• Records for the exercise:

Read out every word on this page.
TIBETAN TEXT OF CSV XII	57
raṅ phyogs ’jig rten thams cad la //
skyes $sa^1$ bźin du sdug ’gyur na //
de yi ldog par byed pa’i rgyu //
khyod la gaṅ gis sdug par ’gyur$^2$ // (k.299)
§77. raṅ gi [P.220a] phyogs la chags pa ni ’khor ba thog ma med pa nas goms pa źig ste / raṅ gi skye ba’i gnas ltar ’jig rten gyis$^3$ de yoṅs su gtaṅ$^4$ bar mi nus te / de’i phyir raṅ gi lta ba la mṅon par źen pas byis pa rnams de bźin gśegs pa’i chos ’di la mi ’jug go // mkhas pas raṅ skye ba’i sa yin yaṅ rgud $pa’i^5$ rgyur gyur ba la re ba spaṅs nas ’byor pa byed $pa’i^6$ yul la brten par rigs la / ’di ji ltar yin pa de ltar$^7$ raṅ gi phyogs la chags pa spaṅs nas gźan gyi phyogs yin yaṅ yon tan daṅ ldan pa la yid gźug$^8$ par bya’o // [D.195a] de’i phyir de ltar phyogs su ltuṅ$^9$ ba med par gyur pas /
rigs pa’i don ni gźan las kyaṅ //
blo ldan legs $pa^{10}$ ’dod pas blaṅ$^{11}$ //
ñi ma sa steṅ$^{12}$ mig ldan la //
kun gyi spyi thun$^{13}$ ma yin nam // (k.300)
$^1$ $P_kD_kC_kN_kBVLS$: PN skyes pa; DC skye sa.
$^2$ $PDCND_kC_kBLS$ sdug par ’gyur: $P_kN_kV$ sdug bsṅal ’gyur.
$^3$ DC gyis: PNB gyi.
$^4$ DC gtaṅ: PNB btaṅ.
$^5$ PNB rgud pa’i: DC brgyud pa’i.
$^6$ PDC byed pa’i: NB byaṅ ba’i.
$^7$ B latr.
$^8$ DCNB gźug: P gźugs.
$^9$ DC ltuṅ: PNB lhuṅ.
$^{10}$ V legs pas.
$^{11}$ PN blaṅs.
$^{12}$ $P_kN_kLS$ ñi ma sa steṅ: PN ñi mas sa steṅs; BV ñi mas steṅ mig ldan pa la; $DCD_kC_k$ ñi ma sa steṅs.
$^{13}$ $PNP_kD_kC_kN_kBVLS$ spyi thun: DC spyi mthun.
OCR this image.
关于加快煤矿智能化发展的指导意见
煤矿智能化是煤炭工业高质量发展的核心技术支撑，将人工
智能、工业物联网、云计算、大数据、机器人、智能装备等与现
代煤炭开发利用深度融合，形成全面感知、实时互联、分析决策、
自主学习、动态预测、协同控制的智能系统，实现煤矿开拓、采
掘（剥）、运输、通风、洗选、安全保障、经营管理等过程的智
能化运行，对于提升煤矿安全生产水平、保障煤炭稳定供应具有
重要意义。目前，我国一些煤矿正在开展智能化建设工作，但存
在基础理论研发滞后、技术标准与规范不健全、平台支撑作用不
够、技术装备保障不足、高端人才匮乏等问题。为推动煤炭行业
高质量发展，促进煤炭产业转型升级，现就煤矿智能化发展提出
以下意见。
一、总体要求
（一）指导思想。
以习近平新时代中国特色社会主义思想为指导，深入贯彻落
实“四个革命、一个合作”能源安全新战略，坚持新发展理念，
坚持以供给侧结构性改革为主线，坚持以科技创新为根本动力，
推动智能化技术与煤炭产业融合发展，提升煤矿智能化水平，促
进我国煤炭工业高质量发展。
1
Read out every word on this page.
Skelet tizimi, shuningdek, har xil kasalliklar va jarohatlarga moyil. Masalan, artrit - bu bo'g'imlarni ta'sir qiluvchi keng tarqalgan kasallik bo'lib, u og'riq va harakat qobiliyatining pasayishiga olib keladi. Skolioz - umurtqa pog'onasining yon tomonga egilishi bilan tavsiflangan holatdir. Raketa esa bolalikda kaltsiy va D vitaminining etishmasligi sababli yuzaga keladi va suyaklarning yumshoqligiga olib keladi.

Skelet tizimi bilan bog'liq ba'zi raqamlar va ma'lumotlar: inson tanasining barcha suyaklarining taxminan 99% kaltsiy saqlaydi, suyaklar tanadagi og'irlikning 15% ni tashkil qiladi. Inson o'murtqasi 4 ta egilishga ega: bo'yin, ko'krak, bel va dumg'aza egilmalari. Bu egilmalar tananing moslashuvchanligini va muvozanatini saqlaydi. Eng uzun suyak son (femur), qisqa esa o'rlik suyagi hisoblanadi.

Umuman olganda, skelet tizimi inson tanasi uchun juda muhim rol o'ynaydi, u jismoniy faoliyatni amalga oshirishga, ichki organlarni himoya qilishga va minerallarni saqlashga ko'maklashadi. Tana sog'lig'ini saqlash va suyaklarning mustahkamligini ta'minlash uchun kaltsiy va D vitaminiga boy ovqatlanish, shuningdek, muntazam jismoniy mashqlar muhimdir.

• Your objective: Find each line that has the word "legs", then copy it out.

• Result of the task:
blo ldan legs $pa^{10}$ ’dod pas blaṅ$^{11}$ //
$^{10}$ V legs pas.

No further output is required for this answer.